* [The input]

— Start —

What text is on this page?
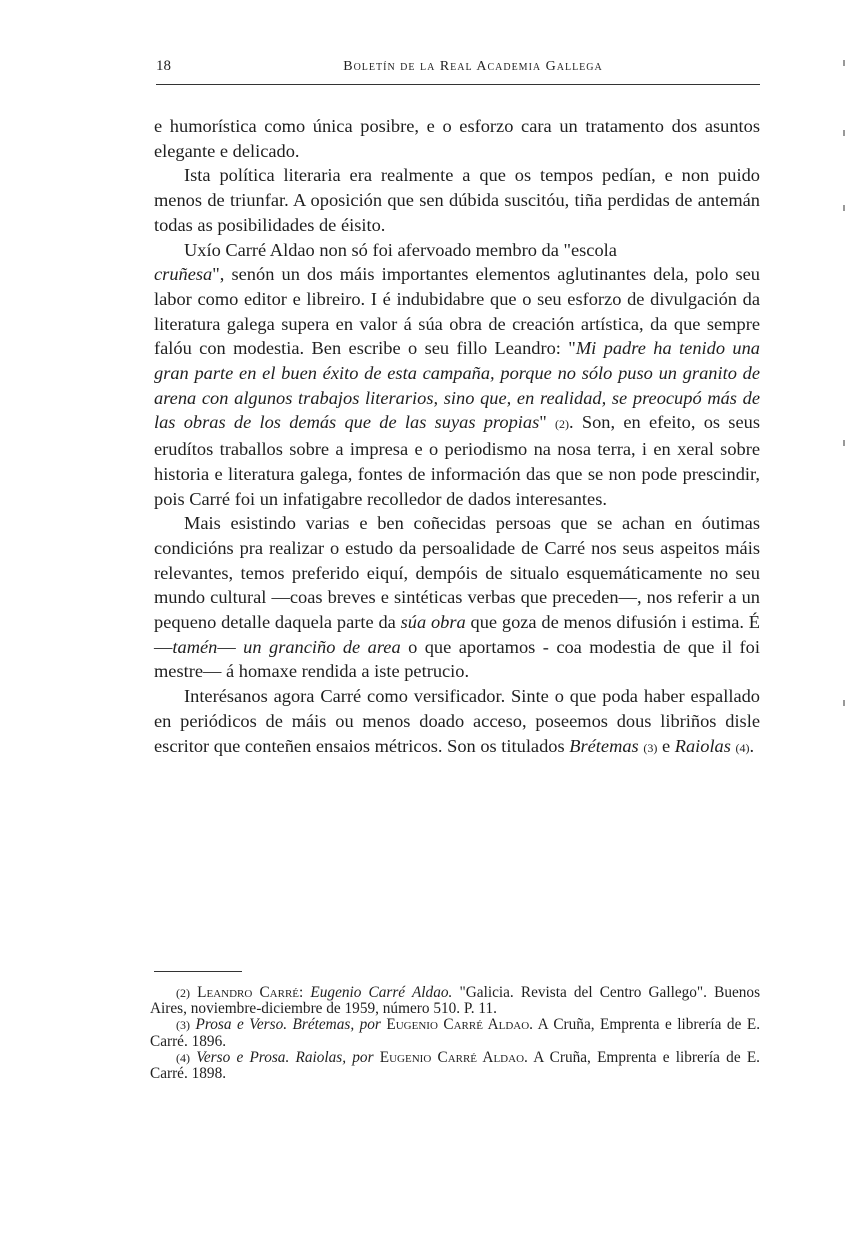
18	Boletín de la Real Academia Gallega

e humorística como única posibre, e o esforzo cara un tratamento dos asuntos elegante e delicado.

Ista política literaria era realmente a que os tempos pedían, e non puido menos de triunfar. A oposición que sen dúbida suscitóu, tiña perdidas de antemán todas as posibilidades de éisito.

Uxío Carré Aldao non só foi afervoado membro da "escola
cruñesa", senón un dos máis importantes elementos aglutinantes dela, polo seu labor como editor e libreiro. I é indubidabre que o seu esforzo de divulgación da literatura galega supera en valor á súa obra de creación artística, da que sempre falóu con modestia. Ben escribe o seu fillo Leandro: "Mi padre ha tenido una gran parte en el buen éxito de esta campaña, porque no sólo puso un granito de arena con algunos trabajos literarios, sino que, en realidad, se preocupó más de las obras de los demás que de las suyas propias" (2). Son, en efeito, os seus erudítos traballos sobre a impresa e o periodismo na nosa terra, i en xeral sobre historia e literatura galega, fontes de información das que se non pode prescindir, pois Carré foi un infatigabre recolledor de dados interesantes.

Mais esistindo varias e ben coñecidas persoas que se achan en óutimas condicións pra realizar o estudo da persoalidade de Carré nos seus aspeitos máis relevantes, temos preferido eiquí, dempóis de situalo esquemáticamente no seu mundo cultural —coas breves e sintéticas verbas que preceden—, nos referir a un pequeno detalle daquela parte da súa obra que goza de menos difusión i estima. É —tamén— un granciño de area o que aportamos - coa modestia de que il foi mestre— á homaxe rendida a iste petrucio.

Interésanos agora Carré como versificador. Sinte o que poda haber espallado en periódicos de máis ou menos doado acceso, poseemos dous libriños disle escritor que conteñen ensaios métricos. Son os titulados Brétemas (3) e Raiolas (4).

(2) Leandro Carré: Eugenio Carré Aldao. "Galicia. Revista del Centro Gallego". Buenos Aires, noviembre-diciembre de 1959, número 510. P. 11.

(3) Prosa e Verso. Brétemas, por Eugenio Carré Aldao. A Cruña, Emprenta e librería de E. Carré. 1896.

(4) Verso e Prosa. Raiolas, por Eugenio Carré Aldao. A Cruña, Emprenta e librería de E. Carré. 1898.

— End —

* [What to work on] Copy out the lines in which the string "librería" appears.

* [Written answer]
(3) Prosa e Verso. Brétemas, por Eugenio Carré Aldao. A Cruña, Emprenta e librería de E. Carré. 1896.
(4) Verso e Prosa. Raiolas, por Eugenio Carré Aldao. A Cruña, Emprenta e librería de E. Carré. 1898.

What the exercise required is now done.